↓

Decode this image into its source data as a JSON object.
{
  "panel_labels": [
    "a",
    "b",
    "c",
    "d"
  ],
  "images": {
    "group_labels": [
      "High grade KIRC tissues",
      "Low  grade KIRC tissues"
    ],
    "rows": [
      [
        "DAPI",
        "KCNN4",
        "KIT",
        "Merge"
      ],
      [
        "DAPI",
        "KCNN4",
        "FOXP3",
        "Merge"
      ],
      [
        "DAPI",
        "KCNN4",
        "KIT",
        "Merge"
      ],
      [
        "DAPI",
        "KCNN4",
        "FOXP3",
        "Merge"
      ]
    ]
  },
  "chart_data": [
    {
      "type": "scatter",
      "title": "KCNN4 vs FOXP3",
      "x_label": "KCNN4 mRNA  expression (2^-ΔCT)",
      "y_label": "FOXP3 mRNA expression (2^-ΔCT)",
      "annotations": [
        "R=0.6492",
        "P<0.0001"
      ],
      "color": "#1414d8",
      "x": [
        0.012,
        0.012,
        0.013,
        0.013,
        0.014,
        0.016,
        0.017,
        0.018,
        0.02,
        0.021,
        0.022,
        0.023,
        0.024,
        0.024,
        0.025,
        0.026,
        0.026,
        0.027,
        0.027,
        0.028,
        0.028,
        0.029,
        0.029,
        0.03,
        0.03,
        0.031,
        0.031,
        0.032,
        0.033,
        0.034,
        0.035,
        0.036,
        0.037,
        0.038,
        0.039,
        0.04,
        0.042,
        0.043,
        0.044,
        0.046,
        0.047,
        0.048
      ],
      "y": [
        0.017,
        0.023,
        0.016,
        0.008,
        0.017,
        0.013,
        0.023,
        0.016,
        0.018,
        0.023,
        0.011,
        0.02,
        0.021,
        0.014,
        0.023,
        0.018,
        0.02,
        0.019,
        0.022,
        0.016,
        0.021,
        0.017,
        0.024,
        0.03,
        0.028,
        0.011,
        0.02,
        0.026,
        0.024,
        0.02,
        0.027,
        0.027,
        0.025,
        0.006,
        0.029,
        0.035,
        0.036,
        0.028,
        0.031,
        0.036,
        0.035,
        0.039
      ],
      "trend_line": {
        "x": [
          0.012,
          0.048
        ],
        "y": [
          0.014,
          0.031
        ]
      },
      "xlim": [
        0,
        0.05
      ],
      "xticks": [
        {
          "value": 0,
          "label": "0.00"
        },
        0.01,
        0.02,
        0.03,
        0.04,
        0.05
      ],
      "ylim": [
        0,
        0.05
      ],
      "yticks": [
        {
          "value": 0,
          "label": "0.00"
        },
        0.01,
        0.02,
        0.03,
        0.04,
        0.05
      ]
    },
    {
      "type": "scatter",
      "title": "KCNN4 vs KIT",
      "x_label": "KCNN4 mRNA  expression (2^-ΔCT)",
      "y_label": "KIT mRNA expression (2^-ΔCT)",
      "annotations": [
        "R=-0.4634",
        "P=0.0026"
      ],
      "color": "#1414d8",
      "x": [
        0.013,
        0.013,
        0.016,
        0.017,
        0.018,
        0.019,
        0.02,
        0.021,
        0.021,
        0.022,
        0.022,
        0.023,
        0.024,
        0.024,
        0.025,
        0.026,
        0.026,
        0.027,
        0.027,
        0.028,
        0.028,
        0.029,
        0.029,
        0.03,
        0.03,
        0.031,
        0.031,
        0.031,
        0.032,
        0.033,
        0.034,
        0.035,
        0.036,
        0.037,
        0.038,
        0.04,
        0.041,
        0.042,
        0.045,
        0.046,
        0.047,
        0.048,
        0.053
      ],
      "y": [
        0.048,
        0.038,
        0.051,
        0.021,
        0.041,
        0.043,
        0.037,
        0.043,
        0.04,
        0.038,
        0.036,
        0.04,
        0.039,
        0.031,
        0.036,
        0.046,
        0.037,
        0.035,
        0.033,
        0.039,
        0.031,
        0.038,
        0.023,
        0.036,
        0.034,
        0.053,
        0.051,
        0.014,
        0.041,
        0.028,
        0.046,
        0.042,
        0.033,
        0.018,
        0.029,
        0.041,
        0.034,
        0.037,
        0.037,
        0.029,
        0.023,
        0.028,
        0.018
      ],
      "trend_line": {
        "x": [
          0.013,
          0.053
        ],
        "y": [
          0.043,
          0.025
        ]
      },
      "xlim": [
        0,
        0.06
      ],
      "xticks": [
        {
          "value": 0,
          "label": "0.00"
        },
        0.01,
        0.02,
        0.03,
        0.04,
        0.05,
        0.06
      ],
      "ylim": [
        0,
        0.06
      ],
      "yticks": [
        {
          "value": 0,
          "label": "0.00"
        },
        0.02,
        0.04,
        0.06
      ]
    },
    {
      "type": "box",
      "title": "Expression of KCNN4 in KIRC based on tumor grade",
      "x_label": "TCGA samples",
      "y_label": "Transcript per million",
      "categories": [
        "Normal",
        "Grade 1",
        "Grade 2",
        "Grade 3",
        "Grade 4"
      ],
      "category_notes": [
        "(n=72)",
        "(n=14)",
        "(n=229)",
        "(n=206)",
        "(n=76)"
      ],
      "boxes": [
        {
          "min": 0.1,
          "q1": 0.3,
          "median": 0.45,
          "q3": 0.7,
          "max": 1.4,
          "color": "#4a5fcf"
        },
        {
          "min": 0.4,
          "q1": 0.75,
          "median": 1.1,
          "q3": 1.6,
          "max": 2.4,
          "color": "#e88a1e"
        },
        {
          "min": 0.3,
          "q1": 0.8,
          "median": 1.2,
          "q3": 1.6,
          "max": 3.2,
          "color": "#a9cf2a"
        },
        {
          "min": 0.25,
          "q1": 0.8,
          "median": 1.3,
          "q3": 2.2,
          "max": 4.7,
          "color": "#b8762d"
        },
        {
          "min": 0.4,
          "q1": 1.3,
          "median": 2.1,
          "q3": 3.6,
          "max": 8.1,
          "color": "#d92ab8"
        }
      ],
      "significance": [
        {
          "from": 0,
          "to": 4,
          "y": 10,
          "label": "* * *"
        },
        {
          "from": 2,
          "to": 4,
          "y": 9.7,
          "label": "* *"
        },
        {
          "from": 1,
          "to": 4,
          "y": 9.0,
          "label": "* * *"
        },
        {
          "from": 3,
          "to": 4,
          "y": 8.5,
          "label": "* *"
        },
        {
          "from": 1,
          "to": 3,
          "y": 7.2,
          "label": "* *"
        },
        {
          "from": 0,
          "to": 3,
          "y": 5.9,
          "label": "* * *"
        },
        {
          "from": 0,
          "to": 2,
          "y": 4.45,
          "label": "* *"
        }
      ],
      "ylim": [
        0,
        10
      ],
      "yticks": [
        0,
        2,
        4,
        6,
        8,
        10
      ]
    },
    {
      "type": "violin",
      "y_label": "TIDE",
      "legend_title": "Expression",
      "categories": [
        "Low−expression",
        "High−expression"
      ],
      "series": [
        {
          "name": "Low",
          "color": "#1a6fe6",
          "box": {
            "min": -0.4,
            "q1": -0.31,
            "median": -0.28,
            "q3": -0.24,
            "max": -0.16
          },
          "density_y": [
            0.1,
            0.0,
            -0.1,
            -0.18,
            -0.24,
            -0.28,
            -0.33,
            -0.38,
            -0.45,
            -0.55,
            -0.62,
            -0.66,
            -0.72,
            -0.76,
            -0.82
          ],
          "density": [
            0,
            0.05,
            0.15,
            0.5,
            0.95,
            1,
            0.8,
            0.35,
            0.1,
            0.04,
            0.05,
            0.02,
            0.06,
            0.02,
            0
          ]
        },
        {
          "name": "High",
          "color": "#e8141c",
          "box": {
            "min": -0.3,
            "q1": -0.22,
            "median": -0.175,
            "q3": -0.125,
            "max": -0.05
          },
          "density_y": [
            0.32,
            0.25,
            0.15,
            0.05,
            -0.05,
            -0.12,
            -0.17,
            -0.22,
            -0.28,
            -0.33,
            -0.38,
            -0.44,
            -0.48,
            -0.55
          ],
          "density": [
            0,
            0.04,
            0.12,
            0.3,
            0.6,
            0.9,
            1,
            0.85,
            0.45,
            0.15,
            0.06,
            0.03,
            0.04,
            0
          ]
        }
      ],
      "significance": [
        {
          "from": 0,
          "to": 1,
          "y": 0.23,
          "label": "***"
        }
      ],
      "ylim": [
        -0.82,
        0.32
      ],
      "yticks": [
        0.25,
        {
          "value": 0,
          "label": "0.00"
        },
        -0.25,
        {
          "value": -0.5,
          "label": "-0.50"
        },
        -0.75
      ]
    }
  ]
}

↑

WORK ITEM: Determine how many lines of the listing include the word "type" and report nothing but the number.

YOUR SOLUTION: 4